| WHAT TO DO |
Pick out every line of the entries below where "ποιότητα" occurs, and copy those lines.

+---+

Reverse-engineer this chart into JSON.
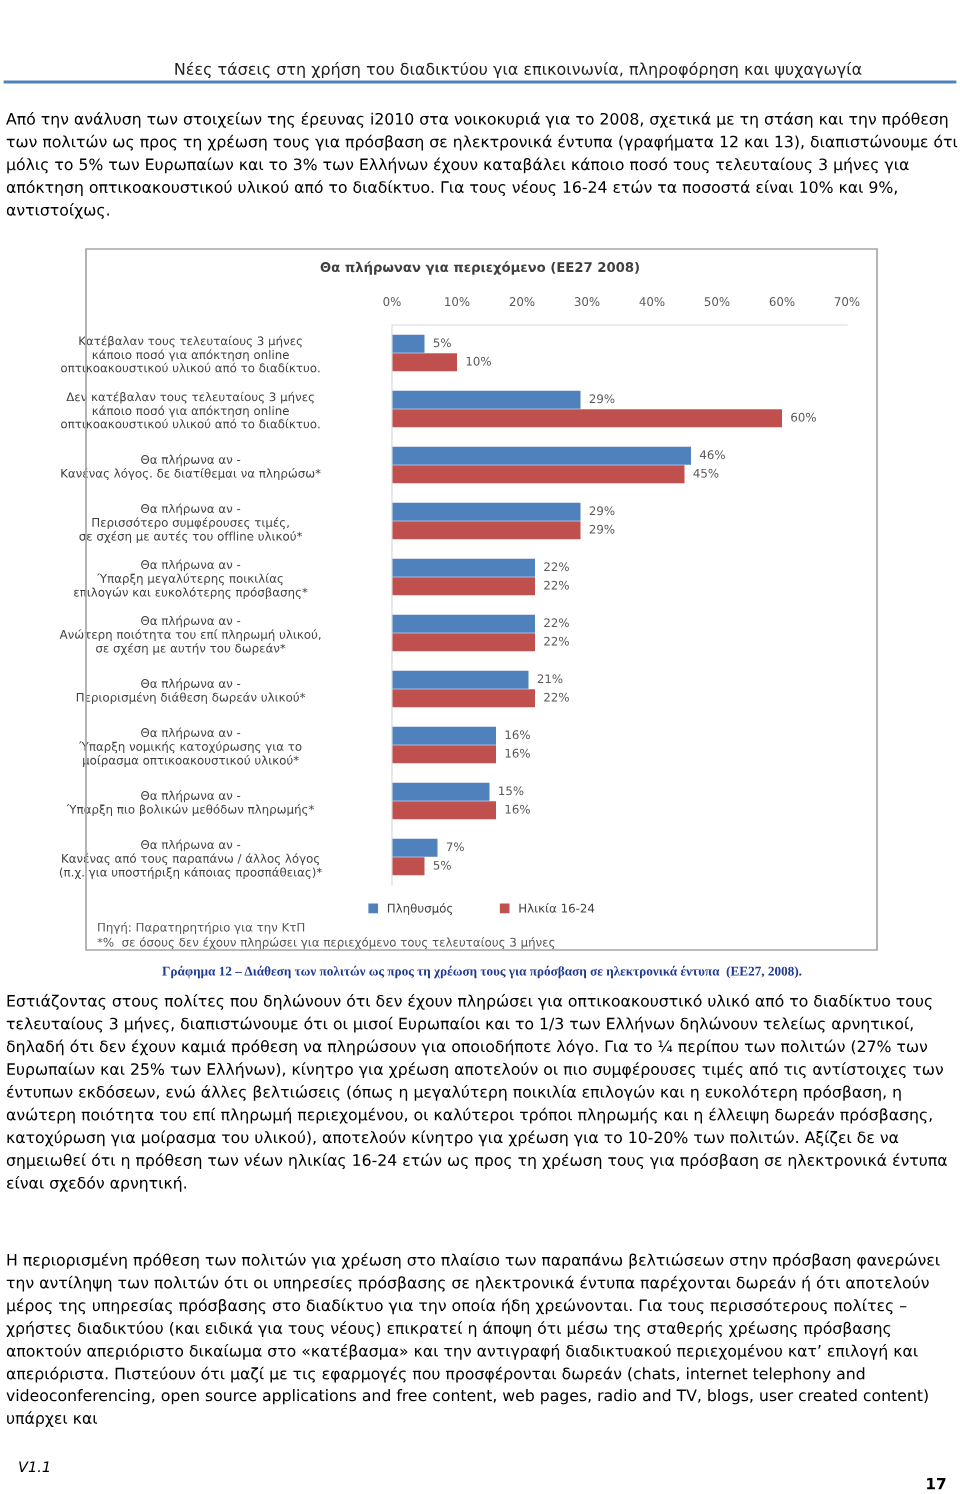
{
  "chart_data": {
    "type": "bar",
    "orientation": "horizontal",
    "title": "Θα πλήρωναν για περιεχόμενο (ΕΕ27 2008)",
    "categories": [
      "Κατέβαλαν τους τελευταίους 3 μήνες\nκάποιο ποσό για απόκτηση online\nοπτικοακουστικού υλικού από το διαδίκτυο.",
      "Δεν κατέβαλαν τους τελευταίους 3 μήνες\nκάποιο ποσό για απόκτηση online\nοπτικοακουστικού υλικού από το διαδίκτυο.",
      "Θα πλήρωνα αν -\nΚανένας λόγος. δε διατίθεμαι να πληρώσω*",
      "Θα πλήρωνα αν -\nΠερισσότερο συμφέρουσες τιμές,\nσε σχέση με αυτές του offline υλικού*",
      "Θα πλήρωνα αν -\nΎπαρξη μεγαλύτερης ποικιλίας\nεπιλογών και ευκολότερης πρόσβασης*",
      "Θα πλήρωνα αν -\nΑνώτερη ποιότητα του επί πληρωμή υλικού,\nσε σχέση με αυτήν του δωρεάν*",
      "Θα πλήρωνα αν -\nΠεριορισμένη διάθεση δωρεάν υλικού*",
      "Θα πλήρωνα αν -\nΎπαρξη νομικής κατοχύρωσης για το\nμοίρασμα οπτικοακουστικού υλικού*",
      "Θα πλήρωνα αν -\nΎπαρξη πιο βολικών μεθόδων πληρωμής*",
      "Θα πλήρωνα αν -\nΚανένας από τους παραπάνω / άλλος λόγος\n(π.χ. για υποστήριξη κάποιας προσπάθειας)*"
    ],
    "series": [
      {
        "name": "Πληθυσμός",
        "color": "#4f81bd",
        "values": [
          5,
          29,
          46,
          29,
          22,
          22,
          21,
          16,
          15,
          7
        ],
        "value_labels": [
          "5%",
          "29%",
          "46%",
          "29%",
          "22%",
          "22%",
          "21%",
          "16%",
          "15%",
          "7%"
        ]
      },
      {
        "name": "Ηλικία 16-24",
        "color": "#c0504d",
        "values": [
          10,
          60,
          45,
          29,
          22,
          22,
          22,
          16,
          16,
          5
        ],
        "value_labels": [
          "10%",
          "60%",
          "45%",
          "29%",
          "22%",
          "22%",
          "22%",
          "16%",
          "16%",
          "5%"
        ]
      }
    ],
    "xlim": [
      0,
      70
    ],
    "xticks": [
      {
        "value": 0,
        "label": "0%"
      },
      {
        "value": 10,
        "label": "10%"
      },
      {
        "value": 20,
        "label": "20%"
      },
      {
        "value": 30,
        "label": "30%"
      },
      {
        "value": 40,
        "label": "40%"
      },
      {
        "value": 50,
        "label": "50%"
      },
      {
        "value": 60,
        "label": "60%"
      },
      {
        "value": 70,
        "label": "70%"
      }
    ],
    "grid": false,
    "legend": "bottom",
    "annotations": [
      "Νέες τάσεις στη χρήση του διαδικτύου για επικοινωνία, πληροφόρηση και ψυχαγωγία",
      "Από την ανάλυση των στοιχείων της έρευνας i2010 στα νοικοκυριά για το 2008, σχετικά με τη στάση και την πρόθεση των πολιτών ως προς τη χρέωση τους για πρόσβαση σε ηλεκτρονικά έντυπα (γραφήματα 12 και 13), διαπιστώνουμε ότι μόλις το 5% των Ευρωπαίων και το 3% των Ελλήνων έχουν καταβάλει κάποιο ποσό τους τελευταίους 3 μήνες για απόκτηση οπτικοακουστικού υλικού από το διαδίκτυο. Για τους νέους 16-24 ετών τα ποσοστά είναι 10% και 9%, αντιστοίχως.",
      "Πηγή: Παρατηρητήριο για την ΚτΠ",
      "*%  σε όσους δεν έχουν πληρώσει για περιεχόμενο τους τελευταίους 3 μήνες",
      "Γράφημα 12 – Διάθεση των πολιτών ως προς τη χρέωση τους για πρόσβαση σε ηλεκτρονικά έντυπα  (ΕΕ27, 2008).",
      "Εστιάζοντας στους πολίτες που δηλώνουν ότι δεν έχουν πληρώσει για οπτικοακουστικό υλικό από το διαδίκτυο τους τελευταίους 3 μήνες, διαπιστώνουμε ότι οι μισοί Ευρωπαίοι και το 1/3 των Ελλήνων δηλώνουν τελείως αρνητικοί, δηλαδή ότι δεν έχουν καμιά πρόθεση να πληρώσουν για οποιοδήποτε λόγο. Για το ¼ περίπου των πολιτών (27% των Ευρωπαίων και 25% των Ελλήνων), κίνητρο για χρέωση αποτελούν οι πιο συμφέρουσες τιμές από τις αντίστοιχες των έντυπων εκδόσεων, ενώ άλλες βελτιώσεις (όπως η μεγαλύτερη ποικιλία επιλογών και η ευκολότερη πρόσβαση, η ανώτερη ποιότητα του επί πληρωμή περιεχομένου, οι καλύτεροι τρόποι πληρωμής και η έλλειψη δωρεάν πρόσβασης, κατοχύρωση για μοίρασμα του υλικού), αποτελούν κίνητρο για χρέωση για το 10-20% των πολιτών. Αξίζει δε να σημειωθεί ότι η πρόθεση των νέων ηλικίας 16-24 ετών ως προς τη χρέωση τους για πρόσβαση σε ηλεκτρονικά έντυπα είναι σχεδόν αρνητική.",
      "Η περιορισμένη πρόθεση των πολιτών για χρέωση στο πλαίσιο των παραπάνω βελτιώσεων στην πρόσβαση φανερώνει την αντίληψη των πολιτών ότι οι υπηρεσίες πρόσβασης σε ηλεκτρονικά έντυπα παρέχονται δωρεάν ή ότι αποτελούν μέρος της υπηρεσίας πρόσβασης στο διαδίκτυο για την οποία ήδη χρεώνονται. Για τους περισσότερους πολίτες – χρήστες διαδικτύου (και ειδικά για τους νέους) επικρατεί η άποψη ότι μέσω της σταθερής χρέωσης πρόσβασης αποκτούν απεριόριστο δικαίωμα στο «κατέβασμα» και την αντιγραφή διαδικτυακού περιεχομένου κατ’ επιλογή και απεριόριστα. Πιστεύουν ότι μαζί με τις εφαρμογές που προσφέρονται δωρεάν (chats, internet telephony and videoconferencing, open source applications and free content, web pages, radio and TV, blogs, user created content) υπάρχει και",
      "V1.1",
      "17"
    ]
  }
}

+---+

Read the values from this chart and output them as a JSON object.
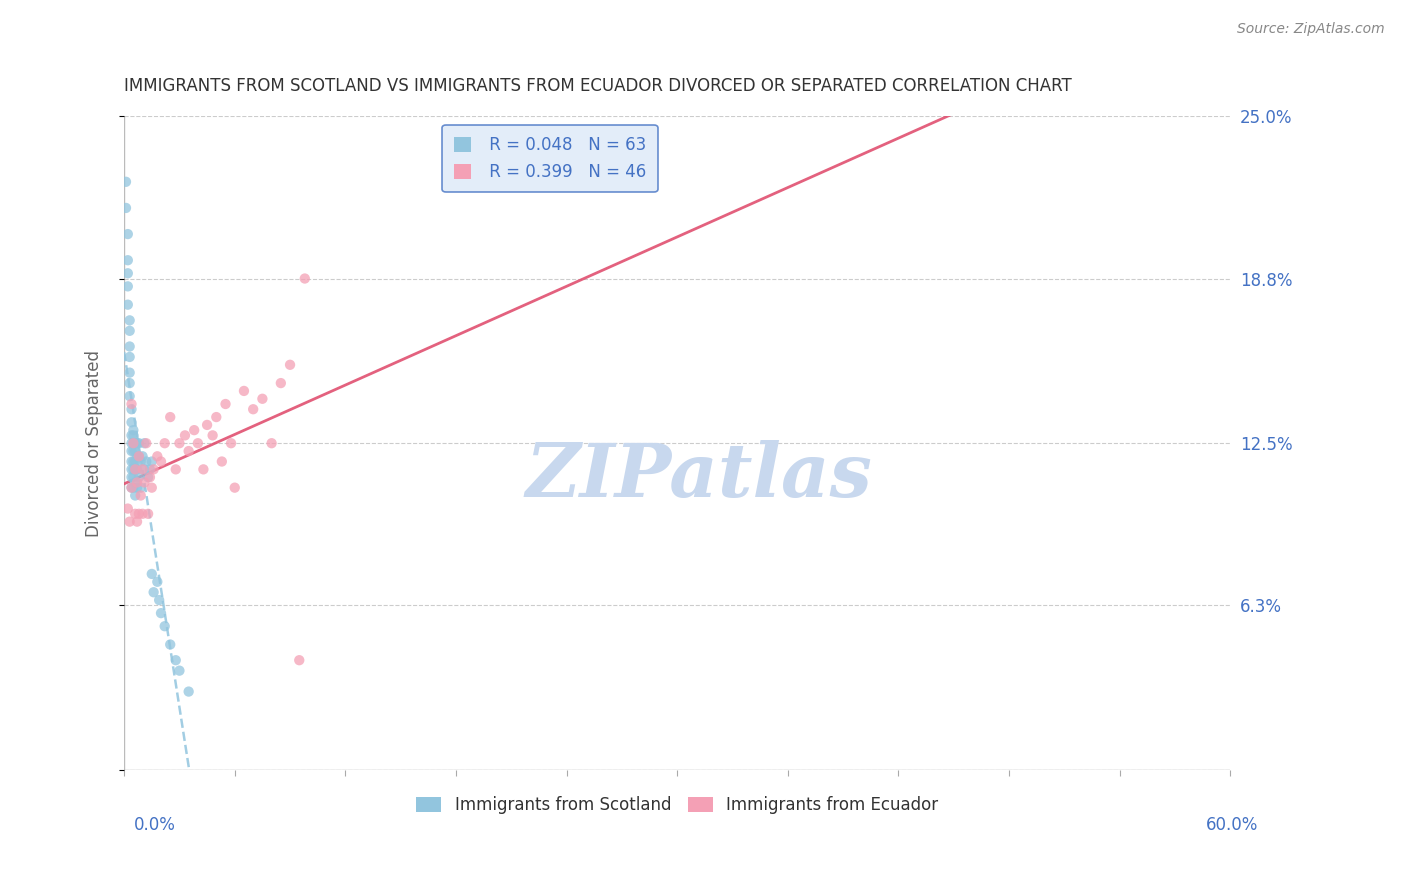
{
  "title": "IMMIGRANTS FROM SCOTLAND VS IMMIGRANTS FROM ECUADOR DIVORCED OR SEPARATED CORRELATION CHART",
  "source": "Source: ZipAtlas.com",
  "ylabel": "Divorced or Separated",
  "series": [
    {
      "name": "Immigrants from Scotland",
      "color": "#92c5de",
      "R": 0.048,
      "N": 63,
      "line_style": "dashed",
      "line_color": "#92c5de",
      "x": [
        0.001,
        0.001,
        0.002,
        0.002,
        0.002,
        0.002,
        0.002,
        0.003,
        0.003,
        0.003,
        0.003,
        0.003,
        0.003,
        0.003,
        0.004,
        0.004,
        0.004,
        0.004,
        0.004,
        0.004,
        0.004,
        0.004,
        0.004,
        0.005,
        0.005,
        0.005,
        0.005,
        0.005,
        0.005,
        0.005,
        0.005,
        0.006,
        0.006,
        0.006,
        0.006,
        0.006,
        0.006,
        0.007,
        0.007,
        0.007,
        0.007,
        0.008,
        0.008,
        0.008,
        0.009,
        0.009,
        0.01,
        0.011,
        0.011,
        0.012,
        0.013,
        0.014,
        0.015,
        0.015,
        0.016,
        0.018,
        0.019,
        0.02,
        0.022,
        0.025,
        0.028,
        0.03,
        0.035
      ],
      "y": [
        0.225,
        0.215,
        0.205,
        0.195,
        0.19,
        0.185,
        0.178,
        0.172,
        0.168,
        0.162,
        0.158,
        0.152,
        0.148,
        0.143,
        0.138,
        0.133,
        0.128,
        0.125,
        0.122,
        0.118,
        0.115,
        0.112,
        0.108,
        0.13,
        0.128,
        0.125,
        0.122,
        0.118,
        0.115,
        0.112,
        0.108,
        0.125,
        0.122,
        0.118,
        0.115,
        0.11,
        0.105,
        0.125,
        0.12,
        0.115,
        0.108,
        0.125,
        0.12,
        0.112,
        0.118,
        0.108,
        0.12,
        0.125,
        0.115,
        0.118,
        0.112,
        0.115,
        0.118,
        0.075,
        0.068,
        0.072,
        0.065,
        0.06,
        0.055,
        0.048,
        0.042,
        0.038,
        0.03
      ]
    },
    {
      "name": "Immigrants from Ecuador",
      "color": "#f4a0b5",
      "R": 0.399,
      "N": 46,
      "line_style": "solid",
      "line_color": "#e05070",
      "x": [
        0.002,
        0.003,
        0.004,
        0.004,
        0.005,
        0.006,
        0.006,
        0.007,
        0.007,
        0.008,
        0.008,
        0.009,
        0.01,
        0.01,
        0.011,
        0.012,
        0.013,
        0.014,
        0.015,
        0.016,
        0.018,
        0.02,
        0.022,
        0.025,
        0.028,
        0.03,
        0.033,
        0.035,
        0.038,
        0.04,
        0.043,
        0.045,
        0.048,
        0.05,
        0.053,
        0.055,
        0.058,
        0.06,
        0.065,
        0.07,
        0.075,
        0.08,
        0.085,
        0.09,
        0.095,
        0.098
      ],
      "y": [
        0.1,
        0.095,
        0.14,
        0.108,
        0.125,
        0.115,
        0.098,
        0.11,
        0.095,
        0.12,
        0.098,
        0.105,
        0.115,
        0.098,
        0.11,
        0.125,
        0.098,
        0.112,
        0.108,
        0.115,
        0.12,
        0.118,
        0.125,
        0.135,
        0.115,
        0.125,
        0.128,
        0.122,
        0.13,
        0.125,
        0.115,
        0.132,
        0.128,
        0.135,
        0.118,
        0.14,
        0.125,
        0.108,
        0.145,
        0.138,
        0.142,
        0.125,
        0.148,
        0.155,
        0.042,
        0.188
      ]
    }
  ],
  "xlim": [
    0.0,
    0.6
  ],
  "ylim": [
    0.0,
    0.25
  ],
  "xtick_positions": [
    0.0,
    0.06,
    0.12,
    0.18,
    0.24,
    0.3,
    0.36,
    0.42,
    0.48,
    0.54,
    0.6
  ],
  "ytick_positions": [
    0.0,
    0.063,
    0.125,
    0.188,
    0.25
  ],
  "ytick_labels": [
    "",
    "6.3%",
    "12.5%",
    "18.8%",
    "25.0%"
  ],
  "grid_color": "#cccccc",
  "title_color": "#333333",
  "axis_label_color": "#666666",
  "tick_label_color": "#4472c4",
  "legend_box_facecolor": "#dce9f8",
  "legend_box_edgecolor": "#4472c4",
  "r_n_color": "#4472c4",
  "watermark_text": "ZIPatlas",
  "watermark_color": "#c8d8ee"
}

+---+

| FINAL ANSWER |
      "Θα πλήρωνα αν -\nΑνώτερη ποιότητα του επί πληρωμή υλικού,\nσε σχέση με αυτήν του δωρεάν*",
      "Εστιάζοντας στους πολίτες που δηλώνουν ότι δεν έχουν πληρώσει για οπτικοακουστικό υλικό από το διαδίκτυο τους τελευταίους 3 μήνες, διαπιστώνουμε ότι οι μισοί Ευρωπαίοι και το 1/3 των Ελλήνων δηλώνουν τελείως αρνητικοί, δηλαδή ότι δεν έχουν καμιά πρόθεση να πληρώσουν για οποιοδήποτε λόγο. Για το ¼ περίπου των πολιτών (27% των Ευρωπαίων και 25% των Ελλήνων), κίνητρο για χρέωση αποτελούν οι πιο συμφέρουσες τιμές από τις αντίστοιχες των έντυπων εκδόσεων, ενώ άλλες βελτιώσεις (όπως η μεγαλύτερη ποικιλία επιλογών και η ευκολότερη πρόσβαση, η ανώτερη ποιότητα του επί πληρωμή περιεχομένου, οι καλύτεροι τρόποι πληρωμής και η έλλειψη δωρεάν πρόσβασης, κατοχύρωση για μοίρασμα του υλικού), αποτελούν κίνητρο για χρέωση για το 10-20% των πολιτών. Αξίζει δε να σημειωθεί ότι η πρόθεση των νέων ηλικίας 16-24 ετών ως προς τη χρέωση τους για πρόσβαση σε ηλεκτρονικά έντυπα είναι σχεδόν αρνητική.",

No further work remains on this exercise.